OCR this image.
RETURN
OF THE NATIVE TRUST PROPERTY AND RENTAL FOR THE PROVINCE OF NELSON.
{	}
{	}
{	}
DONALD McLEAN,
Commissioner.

§ **INSTRUCTIONS TO FOLLOW**
Please restate the records in full, word for word.

§ **RESULT OF THE EXERCISE**
OCR this image.
RETURN
OF THE NATIVE TRUST PROPERTY AND RENTAL FOR THE PROVINCE OF NELSON.
{	}
{	}
{	}
DONALD McLEAN,
Commissioner.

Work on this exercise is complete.